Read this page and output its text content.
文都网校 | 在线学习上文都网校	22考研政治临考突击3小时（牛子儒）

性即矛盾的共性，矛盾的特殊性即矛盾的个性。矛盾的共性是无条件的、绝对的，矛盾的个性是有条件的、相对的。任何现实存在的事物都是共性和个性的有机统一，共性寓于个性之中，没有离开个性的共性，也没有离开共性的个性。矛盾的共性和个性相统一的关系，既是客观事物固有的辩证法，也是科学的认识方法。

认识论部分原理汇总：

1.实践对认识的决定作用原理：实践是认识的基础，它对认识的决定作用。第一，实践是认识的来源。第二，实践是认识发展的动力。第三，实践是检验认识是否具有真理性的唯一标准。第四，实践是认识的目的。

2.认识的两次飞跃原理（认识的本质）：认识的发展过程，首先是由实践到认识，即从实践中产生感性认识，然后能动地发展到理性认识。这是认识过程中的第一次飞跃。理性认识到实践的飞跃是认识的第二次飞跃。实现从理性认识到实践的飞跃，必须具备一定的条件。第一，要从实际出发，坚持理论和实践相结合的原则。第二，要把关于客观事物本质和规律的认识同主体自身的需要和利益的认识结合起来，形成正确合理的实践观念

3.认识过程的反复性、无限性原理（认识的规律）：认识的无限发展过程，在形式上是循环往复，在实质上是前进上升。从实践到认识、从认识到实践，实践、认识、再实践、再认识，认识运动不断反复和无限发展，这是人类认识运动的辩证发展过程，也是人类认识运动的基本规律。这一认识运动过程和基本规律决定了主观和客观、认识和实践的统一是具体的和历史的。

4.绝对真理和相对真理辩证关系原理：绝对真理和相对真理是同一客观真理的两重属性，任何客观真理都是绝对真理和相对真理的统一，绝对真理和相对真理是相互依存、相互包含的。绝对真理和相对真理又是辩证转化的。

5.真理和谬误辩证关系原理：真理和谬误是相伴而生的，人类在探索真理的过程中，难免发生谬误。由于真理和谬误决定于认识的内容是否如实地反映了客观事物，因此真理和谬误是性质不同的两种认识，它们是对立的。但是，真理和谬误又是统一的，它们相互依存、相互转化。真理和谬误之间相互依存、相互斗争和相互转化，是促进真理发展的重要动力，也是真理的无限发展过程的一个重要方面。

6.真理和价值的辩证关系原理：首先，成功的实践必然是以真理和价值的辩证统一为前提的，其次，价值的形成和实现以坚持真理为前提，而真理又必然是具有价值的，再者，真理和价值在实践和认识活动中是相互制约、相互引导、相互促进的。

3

+ + + + + + +

* _WHAT YOU ARE ASKED TO DO_:
Reproduce the material precisely, including every line.

* _EXPECTED ANSWER_:
Read this page and output its text content.
文都网校 | 在线学习上文都网校	22考研政治临考突击3小时（牛子儒）

性即矛盾的共性，矛盾的特殊性即矛盾的个性。矛盾的共性是无条件的、绝对的，矛盾的个性是有条件的、相对的。任何现实存在的事物都是共性和个性的有机统一，共性寓于个性之中，没有离开个性的共性，也没有离开共性的个性。矛盾的共性和个性相统一的关系，既是客观事物固有的辩证法，也是科学的认识方法。

认识论部分原理汇总：

1.实践对认识的决定作用原理：实践是认识的基础，它对认识的决定作用。第一，实践是认识的来源。第二，实践是认识发展的动力。第三，实践是检验认识是否具有真理性的唯一标准。第四，实践是认识的目的。

2.认识的两次飞跃原理（认识的本质）：认识的发展过程，首先是由实践到认识，即从实践中产生感性认识，然后能动地发展到理性认识。这是认识过程中的第一次飞跃。理性认识到实践的飞跃是认识的第二次飞跃。实现从理性认识到实践的飞跃，必须具备一定的条件。第一，要从实际出发，坚持理论和实践相结合的原则。第二，要把关于客观事物本质和规律的认识同主体自身的需要和利益的认识结合起来，形成正确合理的实践观念

3.认识过程的反复性、无限性原理（认识的规律）：认识的无限发展过程，在形式上是循环往复，在实质上是前进上升。从实践到认识、从认识到实践，实践、认识、再实践、再认识，认识运动不断反复和无限发展，这是人类认识运动的辩证发展过程，也是人类认识运动的基本规律。这一认识运动过程和基本规律决定了主观和客观、认识和实践的统一是具体的和历史的。

4.绝对真理和相对真理辩证关系原理：绝对真理和相对真理是同一客观真理的两重属性，任何客观真理都是绝对真理和相对真理的统一，绝对真理和相对真理是相互依存、相互包含的。绝对真理和相对真理又是辩证转化的。

5.真理和谬误辩证关系原理：真理和谬误是相伴而生的，人类在探索真理的过程中，难免发生谬误。由于真理和谬误决定于认识的内容是否如实地反映了客观事物，因此真理和谬误是性质不同的两种认识，它们是对立的。但是，真理和谬误又是统一的，它们相互依存、相互转化。真理和谬误之间相互依存、相互斗争和相互转化，是促进真理发展的重要动力，也是真理的无限发展过程的一个重要方面。

6.真理和价值的辩证关系原理：首先，成功的实践必然是以真理和价值的辩证统一为前提的，其次，价值的形成和实现以坚持真理为前提，而真理又必然是具有价值的，再者，真理和价值在实践和认识活动中是相互制约、相互引导、相互促进的。

3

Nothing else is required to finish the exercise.